━━━ EXTRACTED ENTRIES
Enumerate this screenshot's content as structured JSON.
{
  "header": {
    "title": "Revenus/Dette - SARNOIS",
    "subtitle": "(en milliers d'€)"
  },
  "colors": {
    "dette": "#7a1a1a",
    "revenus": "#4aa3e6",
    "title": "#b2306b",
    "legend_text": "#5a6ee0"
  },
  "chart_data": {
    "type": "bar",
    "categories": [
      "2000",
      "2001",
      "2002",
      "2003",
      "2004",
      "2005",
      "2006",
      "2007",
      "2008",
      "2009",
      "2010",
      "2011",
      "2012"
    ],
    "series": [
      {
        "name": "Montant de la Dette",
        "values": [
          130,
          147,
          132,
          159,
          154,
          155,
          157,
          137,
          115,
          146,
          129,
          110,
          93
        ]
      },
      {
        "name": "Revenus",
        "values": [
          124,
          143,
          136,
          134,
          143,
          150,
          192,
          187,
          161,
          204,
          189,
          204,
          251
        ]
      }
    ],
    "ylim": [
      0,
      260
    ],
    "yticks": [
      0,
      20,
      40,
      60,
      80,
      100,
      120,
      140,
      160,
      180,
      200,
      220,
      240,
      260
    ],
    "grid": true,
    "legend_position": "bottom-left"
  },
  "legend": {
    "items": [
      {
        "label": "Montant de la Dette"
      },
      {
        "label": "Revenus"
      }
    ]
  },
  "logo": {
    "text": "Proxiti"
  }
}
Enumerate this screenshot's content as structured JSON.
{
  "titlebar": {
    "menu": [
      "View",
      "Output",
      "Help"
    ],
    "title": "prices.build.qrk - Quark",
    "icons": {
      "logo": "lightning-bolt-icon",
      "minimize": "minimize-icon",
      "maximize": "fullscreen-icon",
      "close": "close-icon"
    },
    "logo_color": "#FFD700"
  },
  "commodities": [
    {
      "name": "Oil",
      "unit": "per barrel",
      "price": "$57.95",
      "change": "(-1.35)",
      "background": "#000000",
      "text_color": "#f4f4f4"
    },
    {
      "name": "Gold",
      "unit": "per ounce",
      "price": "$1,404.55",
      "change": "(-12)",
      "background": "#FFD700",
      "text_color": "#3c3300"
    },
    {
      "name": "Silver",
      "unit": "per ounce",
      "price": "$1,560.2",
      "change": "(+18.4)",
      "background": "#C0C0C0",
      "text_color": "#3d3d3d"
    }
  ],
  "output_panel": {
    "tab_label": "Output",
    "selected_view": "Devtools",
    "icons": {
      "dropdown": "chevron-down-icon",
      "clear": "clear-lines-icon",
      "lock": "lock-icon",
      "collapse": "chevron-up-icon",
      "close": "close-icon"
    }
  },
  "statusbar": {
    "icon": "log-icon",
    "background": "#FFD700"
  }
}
━━━━━━
:: SHORT EXERCISE ::
Copy every single line of the material above that holds "chevron".

:: THE REPLY ::
      "dropdown": "chevron-down-icon",
      "collapse": "chevron-up-icon",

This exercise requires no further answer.